───── Listed records ─────

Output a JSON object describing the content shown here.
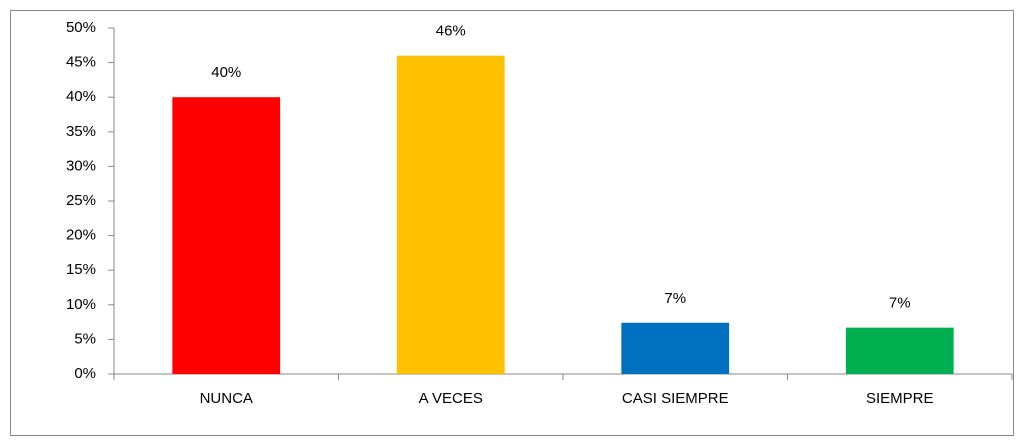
{
  "chart_data": {
    "type": "bar",
    "categories": [
      "NUNCA",
      "A VECES",
      "CASI SIEMPRE",
      "SIEMPRE"
    ],
    "values": [
      40,
      46,
      7.4,
      6.7
    ],
    "value_labels": [
      "40%",
      "46%",
      "7%",
      "7%"
    ],
    "colors": [
      "#ff0000",
      "#ffc000",
      "#0070c0",
      "#00b050"
    ],
    "ylim": [
      0,
      50
    ],
    "yticks": [
      {
        "value": 0,
        "label": "0%"
      },
      {
        "value": 5,
        "label": "5%"
      },
      {
        "value": 10,
        "label": "10%"
      },
      {
        "value": 15,
        "label": "15%"
      },
      {
        "value": 20,
        "label": "20%"
      },
      {
        "value": 25,
        "label": "25%"
      },
      {
        "value": 30,
        "label": "30%"
      },
      {
        "value": 35,
        "label": "35%"
      },
      {
        "value": 40,
        "label": "40%"
      },
      {
        "value": 45,
        "label": "45%"
      },
      {
        "value": 50,
        "label": "50%"
      }
    ],
    "grid": false
  }
}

─────

* What this task involves
Leave the pictures out, and print every line of the listing exactly as written.

* Task response
Output a JSON object describing the content shown here.
{
  "chart_data": {
    "type": "bar",
    "categories": [
      "NUNCA",
      "A VECES",
      "CASI SIEMPRE",
      "SIEMPRE"
    ],
    "values": [
      40,
      46,
      7.4,
      6.7
    ],
    "value_labels": [
      "40%",
      "46%",
      "7%",
      "7%"
    ],
    "colors": [
      "#ff0000",
      "#ffc000",
      "#0070c0",
      "#00b050"
    ],
    "ylim": [
      0,
      50
    ],
    "yticks": [
      {
        "value": 0,
        "label": "0%"
      },
      {
        "value": 5,
        "label": "5%"
      },
      {
        "value": 10,
        "label": "10%"
      },
      {
        "value": 15,
        "label": "15%"
      },
      {
        "value": 20,
        "label": "20%"
      },
      {
        "value": 25,
        "label": "25%"
      },
      {
        "value": 30,
        "label": "30%"
      },
      {
        "value": 35,
        "label": "35%"
      },
      {
        "value": 40,
        "label": "40%"
      },
      {
        "value": 45,
        "label": "45%"
      },
      {
        "value": 50,
        "label": "50%"
      }
    ],
    "grid": false
  }
}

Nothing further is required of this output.